## Given instruction:
Count the lines below that contain "period". Give only the number.

[Extracts from a graphics dataset]
----------------
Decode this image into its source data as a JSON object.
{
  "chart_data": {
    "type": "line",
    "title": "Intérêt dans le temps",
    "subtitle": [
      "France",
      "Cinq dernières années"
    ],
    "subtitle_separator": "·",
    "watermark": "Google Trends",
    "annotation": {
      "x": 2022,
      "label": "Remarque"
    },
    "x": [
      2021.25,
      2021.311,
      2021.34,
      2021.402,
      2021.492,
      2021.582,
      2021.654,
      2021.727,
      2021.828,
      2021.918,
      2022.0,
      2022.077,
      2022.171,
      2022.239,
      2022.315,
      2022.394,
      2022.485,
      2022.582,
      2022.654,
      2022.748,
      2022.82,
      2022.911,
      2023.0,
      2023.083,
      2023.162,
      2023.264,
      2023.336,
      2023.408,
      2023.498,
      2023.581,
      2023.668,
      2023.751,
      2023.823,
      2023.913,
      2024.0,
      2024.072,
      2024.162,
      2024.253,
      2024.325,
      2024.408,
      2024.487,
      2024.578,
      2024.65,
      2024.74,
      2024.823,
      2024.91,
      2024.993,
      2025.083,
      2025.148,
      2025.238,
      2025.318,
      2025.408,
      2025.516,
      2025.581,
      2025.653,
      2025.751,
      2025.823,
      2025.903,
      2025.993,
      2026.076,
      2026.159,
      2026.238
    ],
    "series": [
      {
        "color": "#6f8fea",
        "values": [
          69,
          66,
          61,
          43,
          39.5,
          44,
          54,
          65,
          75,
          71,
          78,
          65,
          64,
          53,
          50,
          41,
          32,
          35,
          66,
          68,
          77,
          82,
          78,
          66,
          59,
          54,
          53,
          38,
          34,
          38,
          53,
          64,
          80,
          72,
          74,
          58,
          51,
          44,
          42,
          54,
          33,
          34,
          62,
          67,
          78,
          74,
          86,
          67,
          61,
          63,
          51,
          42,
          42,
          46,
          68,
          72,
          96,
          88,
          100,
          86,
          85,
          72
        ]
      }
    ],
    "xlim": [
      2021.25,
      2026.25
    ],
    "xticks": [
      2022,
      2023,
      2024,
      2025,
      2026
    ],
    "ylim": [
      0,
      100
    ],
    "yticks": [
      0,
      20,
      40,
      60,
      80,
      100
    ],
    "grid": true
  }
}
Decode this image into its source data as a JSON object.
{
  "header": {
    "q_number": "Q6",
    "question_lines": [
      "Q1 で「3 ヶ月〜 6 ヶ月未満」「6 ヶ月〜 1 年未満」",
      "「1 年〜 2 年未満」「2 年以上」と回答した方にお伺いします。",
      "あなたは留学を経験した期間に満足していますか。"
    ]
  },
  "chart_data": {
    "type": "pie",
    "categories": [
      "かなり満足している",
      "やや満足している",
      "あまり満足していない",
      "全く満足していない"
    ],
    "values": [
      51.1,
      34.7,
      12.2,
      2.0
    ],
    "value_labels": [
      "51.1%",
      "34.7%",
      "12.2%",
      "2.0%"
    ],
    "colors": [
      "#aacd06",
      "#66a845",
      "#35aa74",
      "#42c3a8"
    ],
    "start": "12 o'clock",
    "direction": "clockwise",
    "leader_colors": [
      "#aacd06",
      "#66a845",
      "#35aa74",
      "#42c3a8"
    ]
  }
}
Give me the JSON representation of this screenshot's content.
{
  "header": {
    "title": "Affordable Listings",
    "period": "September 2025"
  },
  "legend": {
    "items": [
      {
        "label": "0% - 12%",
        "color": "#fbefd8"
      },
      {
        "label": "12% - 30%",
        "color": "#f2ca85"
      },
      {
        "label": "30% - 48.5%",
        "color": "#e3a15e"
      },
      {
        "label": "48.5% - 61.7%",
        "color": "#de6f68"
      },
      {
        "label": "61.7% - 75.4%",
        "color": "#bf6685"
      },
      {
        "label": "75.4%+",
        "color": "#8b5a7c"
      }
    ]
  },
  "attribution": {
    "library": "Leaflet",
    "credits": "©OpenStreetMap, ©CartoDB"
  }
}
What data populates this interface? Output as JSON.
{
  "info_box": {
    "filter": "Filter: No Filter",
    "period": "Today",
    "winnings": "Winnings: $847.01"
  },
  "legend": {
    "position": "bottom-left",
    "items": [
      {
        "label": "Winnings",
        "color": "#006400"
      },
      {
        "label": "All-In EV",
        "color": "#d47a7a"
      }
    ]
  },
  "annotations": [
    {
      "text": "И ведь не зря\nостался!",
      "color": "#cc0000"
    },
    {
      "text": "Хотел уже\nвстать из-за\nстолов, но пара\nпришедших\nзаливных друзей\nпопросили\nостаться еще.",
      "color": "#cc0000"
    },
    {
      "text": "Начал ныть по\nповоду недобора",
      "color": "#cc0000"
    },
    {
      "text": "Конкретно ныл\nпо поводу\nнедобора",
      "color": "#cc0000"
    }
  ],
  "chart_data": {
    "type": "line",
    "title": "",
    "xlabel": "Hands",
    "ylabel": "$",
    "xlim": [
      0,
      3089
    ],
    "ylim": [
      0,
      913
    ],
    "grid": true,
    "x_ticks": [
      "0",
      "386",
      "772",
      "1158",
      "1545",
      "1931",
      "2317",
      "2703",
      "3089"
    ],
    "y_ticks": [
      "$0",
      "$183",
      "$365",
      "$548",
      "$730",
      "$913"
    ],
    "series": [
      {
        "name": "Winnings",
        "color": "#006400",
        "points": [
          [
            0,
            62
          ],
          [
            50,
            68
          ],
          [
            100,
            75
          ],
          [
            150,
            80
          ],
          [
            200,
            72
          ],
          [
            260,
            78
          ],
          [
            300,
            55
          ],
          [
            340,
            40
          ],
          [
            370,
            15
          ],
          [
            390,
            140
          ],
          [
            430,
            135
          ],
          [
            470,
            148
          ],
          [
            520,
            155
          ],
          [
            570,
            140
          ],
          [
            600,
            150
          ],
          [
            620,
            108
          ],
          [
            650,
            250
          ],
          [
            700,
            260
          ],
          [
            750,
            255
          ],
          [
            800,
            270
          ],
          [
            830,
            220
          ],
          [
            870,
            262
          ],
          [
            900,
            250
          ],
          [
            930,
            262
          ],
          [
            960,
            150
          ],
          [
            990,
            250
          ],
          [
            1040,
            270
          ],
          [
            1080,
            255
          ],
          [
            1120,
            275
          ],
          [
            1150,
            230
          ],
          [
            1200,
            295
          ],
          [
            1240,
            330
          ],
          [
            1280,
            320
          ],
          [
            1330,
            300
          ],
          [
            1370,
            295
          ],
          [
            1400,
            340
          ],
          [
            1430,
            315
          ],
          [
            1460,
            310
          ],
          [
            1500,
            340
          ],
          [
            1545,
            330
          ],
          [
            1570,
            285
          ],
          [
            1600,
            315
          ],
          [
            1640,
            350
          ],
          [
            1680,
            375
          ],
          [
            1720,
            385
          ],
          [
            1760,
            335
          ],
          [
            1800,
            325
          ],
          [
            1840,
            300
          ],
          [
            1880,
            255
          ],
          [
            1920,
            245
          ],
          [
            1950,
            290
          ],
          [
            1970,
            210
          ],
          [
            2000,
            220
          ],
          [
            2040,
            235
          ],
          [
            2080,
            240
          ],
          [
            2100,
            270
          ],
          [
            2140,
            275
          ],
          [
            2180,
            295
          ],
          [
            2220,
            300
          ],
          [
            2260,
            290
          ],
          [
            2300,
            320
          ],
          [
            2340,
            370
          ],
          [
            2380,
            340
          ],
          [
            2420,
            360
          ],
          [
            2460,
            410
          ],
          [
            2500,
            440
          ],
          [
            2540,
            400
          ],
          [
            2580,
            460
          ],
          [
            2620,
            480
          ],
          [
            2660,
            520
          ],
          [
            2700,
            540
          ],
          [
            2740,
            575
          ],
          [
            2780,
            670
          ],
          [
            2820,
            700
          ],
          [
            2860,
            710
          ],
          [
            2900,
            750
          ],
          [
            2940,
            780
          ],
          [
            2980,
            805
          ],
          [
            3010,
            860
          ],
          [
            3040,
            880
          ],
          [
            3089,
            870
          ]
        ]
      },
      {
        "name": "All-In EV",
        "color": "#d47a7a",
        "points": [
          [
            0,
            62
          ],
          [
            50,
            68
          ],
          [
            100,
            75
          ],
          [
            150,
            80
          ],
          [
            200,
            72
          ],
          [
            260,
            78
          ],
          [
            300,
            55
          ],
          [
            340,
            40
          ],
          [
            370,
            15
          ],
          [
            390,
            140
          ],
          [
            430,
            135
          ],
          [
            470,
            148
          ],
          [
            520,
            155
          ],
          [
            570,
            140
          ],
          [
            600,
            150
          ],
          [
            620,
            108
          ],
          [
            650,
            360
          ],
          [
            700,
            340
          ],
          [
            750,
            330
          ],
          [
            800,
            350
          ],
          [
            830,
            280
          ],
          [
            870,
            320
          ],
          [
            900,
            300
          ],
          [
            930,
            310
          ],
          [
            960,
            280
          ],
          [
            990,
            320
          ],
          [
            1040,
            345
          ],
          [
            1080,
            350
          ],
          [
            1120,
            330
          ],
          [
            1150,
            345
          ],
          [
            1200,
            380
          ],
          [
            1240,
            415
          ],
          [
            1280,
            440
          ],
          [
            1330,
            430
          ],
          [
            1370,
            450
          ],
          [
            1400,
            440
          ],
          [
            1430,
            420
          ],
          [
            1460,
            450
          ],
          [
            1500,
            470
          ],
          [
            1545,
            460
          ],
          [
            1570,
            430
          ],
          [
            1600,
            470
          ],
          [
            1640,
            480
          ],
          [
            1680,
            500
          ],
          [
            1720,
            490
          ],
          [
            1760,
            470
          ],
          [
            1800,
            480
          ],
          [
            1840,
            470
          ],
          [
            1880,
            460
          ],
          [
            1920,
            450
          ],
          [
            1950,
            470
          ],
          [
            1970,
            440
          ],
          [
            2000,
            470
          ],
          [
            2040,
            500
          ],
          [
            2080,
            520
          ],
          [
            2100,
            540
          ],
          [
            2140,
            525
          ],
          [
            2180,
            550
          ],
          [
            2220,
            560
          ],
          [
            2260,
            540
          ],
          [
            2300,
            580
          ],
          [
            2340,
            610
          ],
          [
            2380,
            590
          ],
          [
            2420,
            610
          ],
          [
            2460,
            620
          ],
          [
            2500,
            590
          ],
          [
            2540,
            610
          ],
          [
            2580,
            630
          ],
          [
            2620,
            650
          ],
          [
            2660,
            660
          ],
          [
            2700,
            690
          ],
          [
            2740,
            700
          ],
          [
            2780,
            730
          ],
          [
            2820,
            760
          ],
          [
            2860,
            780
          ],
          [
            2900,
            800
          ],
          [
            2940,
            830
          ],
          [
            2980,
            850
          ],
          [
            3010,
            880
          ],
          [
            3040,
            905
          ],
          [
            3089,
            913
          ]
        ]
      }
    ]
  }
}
----------------
## Task answer:
2